Task to complete:
Reproduce every one of the rows below word for word, changing nothing.

Provided data:
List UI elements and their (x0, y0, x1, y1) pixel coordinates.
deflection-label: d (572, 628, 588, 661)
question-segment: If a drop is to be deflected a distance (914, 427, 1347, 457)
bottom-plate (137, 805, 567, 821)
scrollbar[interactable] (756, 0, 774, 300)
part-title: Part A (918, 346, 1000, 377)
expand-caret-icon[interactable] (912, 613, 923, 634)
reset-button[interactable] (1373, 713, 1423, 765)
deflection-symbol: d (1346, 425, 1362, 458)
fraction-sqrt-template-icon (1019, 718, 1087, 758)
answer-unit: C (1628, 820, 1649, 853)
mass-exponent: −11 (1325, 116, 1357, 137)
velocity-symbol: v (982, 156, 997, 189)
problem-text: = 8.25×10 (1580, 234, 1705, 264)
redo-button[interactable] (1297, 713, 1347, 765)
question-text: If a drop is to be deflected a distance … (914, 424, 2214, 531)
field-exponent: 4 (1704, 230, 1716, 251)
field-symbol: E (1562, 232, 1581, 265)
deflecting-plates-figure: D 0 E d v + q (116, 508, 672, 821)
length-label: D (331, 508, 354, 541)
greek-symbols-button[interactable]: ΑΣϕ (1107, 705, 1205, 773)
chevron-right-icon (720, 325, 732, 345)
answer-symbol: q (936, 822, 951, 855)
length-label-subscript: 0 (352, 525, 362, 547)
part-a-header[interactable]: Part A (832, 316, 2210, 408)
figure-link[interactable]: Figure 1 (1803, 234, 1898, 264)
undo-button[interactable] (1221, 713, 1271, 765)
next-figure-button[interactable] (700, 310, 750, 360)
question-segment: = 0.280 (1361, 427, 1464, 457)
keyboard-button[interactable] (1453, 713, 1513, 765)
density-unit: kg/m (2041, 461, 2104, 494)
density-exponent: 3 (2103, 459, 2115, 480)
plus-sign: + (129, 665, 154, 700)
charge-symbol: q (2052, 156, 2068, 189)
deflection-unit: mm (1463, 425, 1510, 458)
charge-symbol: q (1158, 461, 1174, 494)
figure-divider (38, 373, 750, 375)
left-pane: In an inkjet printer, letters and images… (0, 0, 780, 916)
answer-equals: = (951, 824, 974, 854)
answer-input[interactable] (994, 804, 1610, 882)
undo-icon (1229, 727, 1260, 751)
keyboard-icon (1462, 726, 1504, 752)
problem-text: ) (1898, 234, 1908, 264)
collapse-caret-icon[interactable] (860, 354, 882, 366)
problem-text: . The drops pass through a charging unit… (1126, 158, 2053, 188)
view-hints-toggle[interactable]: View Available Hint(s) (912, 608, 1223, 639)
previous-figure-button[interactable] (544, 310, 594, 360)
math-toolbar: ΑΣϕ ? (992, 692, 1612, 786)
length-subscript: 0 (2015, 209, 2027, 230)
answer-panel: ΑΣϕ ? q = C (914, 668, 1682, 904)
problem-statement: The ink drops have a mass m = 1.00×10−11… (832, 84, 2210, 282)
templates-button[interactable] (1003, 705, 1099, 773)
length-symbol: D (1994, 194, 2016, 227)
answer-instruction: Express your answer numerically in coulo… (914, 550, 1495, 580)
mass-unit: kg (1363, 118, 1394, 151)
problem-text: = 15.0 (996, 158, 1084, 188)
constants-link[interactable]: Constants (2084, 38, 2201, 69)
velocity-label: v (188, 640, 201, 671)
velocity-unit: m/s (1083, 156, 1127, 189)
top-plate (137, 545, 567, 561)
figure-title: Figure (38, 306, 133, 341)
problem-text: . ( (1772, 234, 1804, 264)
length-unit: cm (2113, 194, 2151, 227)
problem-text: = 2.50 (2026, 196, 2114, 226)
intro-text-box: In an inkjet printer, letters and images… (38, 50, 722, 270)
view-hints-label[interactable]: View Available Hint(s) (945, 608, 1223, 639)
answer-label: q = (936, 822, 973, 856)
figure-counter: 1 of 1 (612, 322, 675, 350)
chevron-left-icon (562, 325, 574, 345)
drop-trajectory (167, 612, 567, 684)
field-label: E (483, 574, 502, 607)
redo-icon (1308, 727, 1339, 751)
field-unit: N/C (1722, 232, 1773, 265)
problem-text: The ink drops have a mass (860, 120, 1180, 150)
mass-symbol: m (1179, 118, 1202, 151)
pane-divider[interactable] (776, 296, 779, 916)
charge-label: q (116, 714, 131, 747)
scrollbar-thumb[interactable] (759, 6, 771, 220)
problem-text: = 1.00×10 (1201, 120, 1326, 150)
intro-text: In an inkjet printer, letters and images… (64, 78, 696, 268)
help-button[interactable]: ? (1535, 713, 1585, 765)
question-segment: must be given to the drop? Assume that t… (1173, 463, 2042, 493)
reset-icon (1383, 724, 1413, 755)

Right answer:
List UI elements and their (x0, y0, x1, y1) pixel coordinates.
deflection-label: d (572, 628, 588, 661)
question-segment: If a drop is to be deflected a distance (914, 427, 1347, 457)
bottom-plate (137, 805, 567, 821)
scrollbar[interactable] (756, 0, 774, 300)
part-title: Part A (918, 346, 1000, 377)
expand-caret-icon[interactable] (912, 613, 923, 634)
reset-button[interactable] (1373, 713, 1423, 765)
deflection-symbol: d (1346, 425, 1362, 458)
fraction-sqrt-template-icon (1019, 718, 1087, 758)
answer-unit: C (1628, 820, 1649, 853)
mass-exponent: −11 (1325, 116, 1357, 137)
velocity-symbol: v (982, 156, 997, 189)
problem-text: = 8.25×10 (1580, 234, 1705, 264)
redo-button[interactable] (1297, 713, 1347, 765)
question-text: If a drop is to be deflected a distance … (914, 424, 2214, 531)
field-exponent: 4 (1704, 230, 1716, 251)
field-symbol: E (1562, 232, 1581, 265)
deflecting-plates-figure: D 0 E d v + q (116, 508, 672, 821)
length-label: D (331, 508, 354, 541)
greek-symbols-button[interactable]: ΑΣϕ (1107, 705, 1205, 773)
chevron-right-icon (720, 325, 732, 345)
answer-symbol: q (936, 822, 951, 855)
length-label-subscript: 0 (352, 525, 362, 547)
part-a-header[interactable]: Part A (832, 316, 2210, 408)
figure-link[interactable]: Figure 1 (1803, 234, 1898, 264)
undo-button[interactable] (1221, 713, 1271, 765)
next-figure-button[interactable] (700, 310, 750, 360)
question-segment: = 0.280 (1361, 427, 1464, 457)
keyboard-button[interactable] (1453, 713, 1513, 765)
density-unit: kg/m (2041, 461, 2104, 494)
density-exponent: 3 (2103, 459, 2115, 480)
plus-sign: + (129, 665, 154, 700)
charge-symbol: q (2052, 156, 2068, 189)
deflection-unit: mm (1463, 425, 1510, 458)
charge-symbol: q (1158, 461, 1174, 494)
figure-divider (38, 373, 750, 375)
left-pane: In an inkjet printer, letters and images… (0, 0, 780, 916)
answer-equals: = (951, 824, 974, 854)
answer-input[interactable] (994, 804, 1610, 882)
undo-icon (1229, 727, 1260, 751)
keyboard-icon (1462, 726, 1504, 752)
problem-text: ) (1898, 234, 1908, 264)
collapse-caret-icon[interactable] (860, 354, 882, 366)
problem-text: . The drops pass through a charging unit… (1126, 158, 2053, 188)
view-hints-toggle[interactable]: View Available Hint(s) (912, 608, 1223, 639)
previous-figure-button[interactable] (544, 310, 594, 360)
math-toolbar: ΑΣϕ ? (992, 692, 1612, 786)
length-subscript: 0 (2015, 209, 2027, 230)
answer-panel: ΑΣϕ ? q = C (914, 668, 1682, 904)
problem-statement: The ink drops have a mass m = 1.00×10−11… (832, 84, 2210, 282)
templates-button[interactable] (1003, 705, 1099, 773)
length-symbol: D (1994, 194, 2016, 227)
answer-instruction: Express your answer numerically in coulo… (914, 550, 1495, 580)
mass-unit: kg (1363, 118, 1394, 151)
problem-text: = 15.0 (996, 158, 1084, 188)
constants-link[interactable]: Constants (2084, 38, 2201, 69)
velocity-label: v (188, 640, 201, 671)
velocity-unit: m/s (1083, 156, 1127, 189)
top-plate (137, 545, 567, 561)
figure-title: Figure (38, 306, 133, 341)
problem-text: . ( (1772, 234, 1804, 264)
length-unit: cm (2113, 194, 2151, 227)
problem-text: = 2.50 (2026, 196, 2114, 226)
intro-text-box: In an inkjet printer, letters and images… (38, 50, 722, 270)
view-hints-label[interactable]: View Available Hint(s) (945, 608, 1223, 639)
answer-label: q = (936, 822, 973, 856)
figure-counter: 1 of 1 (612, 322, 675, 350)
chevron-left-icon (562, 325, 574, 345)
drop-trajectory (167, 612, 567, 684)
field-label: E (483, 574, 502, 607)
redo-icon (1308, 727, 1339, 751)
field-unit: N/C (1722, 232, 1773, 265)
problem-text: The ink drops have a mass (860, 120, 1180, 150)
mass-symbol: m (1179, 118, 1202, 151)
pane-divider[interactable] (776, 296, 779, 916)
charge-label: q (116, 714, 131, 747)
scrollbar-thumb[interactable] (759, 6, 771, 220)
problem-text: = 1.00×10 (1201, 120, 1326, 150)
intro-text: In an inkjet printer, letters and images… (64, 78, 696, 268)
help-button[interactable]: ? (1535, 713, 1585, 765)
question-segment: must be given to the drop? Assume that t… (1173, 463, 2042, 493)
reset-icon (1383, 724, 1413, 755)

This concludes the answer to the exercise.